* Stored data

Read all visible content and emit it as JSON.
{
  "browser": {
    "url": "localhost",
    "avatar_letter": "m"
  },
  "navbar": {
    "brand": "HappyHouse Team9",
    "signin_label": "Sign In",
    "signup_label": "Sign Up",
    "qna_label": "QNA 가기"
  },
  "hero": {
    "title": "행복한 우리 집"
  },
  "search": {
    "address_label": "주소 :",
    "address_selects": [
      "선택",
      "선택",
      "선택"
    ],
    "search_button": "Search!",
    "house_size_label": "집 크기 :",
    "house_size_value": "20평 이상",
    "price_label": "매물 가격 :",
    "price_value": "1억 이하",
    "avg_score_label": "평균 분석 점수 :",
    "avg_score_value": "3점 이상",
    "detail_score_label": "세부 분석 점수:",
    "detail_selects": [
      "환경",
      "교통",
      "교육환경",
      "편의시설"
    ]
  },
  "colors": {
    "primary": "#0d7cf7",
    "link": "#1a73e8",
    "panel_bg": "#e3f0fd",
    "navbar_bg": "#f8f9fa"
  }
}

* * *

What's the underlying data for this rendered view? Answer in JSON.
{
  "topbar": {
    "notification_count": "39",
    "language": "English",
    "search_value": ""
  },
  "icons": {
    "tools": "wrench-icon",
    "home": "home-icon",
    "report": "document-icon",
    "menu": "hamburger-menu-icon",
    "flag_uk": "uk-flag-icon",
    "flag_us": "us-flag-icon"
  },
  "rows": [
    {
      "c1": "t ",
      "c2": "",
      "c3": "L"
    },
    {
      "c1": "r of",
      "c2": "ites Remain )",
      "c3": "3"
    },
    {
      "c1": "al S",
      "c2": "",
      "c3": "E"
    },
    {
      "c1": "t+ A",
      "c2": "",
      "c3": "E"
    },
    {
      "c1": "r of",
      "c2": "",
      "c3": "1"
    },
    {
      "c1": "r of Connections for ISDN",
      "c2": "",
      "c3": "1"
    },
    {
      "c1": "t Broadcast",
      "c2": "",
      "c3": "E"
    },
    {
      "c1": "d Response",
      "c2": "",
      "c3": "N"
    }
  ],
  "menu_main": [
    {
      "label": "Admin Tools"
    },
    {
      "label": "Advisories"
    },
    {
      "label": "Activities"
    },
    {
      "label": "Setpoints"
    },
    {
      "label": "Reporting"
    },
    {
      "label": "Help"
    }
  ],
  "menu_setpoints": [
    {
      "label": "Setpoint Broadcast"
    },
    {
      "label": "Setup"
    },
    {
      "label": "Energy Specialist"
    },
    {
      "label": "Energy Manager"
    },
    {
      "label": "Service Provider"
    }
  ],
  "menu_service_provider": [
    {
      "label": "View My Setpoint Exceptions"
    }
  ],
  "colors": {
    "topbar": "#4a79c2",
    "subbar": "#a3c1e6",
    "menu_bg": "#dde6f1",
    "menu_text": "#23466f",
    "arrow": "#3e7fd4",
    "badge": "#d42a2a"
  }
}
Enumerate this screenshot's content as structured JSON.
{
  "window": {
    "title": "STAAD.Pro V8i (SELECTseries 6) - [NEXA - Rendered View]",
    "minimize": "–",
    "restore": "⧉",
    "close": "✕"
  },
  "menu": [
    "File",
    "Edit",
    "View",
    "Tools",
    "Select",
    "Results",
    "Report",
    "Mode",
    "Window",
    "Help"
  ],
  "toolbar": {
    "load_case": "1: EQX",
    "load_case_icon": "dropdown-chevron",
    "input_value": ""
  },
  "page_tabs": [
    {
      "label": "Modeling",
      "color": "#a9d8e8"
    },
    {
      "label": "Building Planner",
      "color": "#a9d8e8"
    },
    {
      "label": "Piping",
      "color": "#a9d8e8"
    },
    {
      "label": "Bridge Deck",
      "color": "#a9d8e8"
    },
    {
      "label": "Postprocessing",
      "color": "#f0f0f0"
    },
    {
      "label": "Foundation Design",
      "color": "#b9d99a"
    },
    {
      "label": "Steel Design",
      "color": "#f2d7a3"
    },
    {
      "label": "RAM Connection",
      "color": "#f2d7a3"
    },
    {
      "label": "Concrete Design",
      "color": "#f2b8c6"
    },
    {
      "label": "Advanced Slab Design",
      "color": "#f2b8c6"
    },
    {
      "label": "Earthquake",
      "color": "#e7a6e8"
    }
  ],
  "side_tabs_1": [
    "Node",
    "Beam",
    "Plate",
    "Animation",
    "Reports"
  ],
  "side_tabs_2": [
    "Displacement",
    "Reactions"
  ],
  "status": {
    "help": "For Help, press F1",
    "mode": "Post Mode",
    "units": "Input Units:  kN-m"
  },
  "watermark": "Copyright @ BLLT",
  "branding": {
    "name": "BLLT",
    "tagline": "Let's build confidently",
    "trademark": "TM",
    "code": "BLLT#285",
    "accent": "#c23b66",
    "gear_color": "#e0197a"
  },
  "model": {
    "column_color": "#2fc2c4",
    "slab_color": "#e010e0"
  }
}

* DIRECTIONS
From the data above, copy each line that has the string "JSON".

* EXERCISE SOLUTION
Read all visible content and emit it as JSON.
What's the underlying data for this rendered view? Answer in JSON.
Enumerate this screenshot's content as structured JSON.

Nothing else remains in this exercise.